> **AIM**
For each line of the data below that holds "this", copy the line.

— start DATA PROVIDED —

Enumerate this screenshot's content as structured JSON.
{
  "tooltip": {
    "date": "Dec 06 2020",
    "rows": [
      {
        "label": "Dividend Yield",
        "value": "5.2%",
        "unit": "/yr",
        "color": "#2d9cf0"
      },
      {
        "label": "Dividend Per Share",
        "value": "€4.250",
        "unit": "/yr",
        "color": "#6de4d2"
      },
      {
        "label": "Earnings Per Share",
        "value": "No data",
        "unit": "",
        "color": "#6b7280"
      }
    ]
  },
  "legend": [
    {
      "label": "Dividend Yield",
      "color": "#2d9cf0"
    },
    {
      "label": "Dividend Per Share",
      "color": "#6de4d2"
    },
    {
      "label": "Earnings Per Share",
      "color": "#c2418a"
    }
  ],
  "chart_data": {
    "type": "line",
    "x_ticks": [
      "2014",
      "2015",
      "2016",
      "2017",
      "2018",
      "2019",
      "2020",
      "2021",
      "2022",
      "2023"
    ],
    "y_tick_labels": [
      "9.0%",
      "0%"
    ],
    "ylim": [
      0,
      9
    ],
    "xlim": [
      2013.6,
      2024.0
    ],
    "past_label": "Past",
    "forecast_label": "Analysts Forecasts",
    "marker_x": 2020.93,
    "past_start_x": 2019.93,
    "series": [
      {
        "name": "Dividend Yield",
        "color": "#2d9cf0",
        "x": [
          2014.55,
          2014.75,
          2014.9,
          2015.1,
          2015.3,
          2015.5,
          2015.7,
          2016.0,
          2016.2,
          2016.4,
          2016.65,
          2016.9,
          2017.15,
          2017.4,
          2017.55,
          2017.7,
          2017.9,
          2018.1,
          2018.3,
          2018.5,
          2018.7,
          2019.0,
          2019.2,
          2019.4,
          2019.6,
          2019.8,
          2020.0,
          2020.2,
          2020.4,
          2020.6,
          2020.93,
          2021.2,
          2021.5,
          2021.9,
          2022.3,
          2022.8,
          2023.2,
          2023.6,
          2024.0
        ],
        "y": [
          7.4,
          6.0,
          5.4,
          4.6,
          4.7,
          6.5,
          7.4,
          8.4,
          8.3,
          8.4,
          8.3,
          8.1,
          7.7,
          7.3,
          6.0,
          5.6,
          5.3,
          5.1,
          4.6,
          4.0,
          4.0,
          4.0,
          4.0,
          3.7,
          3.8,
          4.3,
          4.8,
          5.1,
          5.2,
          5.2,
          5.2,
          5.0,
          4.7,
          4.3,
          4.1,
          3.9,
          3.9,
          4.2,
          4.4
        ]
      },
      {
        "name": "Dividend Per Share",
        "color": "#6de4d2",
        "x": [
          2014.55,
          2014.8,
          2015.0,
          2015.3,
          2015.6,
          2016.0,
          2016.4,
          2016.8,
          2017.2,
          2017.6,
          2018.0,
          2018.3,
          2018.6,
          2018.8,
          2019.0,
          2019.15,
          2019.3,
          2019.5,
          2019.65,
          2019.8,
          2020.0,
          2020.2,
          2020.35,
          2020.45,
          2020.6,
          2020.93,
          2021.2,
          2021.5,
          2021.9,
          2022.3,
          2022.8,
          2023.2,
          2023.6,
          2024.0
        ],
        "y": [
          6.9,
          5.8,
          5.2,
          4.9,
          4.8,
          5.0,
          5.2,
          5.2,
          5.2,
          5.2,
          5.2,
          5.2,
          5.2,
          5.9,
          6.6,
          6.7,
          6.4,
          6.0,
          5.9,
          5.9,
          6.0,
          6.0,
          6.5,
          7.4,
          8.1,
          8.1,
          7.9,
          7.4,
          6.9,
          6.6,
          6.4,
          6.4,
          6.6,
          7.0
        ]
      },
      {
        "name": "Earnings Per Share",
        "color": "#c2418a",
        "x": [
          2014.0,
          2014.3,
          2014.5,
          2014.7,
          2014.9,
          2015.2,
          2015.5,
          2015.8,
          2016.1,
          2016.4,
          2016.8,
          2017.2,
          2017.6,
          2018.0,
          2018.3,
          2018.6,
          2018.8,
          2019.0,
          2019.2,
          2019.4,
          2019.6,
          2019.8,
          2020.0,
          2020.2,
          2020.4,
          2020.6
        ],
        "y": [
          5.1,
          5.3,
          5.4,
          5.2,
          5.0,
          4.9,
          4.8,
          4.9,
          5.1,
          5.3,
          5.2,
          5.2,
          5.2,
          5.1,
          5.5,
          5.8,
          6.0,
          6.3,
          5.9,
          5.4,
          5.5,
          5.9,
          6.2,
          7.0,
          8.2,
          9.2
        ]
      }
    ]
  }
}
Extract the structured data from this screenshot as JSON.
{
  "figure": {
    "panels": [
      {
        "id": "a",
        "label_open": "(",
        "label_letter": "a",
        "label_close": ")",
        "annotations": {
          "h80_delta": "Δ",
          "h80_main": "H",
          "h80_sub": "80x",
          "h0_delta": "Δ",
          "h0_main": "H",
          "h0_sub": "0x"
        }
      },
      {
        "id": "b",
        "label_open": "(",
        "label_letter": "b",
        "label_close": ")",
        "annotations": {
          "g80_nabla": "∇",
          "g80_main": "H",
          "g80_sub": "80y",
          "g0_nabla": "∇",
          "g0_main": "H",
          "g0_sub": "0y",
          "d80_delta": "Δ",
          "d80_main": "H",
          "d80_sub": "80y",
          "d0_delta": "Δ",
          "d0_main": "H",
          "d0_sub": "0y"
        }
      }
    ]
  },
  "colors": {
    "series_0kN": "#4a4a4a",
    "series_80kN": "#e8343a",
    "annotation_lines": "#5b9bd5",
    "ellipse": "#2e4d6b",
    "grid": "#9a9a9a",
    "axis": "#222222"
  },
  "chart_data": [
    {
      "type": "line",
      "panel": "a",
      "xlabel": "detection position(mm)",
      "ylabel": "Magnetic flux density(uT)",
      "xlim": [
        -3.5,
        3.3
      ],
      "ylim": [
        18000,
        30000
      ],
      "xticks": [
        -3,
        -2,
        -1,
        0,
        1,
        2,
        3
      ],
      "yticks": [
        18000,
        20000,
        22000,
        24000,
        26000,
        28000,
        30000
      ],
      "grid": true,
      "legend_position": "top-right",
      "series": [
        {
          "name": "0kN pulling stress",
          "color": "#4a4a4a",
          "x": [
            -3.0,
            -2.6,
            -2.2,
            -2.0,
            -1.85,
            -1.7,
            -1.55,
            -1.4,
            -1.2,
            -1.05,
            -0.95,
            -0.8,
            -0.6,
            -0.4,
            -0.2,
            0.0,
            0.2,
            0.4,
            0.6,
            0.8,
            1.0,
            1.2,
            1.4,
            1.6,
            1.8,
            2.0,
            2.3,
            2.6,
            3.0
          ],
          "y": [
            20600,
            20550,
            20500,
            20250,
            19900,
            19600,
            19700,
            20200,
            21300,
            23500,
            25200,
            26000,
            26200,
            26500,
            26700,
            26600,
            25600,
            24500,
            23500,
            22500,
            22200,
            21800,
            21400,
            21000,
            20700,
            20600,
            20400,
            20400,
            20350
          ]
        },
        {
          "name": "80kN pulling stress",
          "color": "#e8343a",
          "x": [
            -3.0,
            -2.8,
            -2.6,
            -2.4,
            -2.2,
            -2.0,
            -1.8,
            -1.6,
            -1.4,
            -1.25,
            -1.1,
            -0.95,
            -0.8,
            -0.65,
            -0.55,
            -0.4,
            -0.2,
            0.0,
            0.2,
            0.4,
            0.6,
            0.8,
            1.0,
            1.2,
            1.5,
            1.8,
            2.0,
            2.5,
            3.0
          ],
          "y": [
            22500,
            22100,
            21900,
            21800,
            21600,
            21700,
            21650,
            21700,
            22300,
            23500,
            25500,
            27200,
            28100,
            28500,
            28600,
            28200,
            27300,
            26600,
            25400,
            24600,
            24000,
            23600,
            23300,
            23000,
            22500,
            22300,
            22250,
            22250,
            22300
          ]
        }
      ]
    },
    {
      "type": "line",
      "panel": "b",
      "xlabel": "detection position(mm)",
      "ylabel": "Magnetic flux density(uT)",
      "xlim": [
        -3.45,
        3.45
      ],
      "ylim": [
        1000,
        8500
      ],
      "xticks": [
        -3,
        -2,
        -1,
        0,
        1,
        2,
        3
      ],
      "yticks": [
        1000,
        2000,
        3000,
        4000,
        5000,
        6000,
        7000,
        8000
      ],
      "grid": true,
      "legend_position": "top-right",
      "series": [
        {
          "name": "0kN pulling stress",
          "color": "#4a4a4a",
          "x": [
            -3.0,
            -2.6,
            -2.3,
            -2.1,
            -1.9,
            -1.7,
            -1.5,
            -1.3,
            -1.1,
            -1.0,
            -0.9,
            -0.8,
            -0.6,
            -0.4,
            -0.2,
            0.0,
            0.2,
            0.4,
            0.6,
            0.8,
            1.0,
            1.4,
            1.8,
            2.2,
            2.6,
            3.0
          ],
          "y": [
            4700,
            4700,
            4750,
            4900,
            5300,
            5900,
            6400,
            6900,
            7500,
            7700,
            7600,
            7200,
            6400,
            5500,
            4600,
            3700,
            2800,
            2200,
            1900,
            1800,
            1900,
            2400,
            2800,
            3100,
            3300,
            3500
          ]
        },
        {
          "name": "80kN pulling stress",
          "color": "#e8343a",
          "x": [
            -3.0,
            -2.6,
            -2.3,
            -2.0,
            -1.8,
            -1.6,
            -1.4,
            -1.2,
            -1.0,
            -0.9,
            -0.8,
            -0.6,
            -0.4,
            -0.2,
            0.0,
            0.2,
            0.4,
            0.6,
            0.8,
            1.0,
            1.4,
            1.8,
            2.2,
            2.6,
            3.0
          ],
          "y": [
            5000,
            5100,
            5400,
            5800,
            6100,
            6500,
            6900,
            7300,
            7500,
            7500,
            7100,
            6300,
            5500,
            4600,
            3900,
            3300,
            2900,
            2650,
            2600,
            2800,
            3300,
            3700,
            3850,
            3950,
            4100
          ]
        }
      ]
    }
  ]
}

— end DATA PROVIDED —

> **RESPONSE**
Enumerate this screenshot's content as structured JSON.
Extract the structured data from this screenshot as JSON.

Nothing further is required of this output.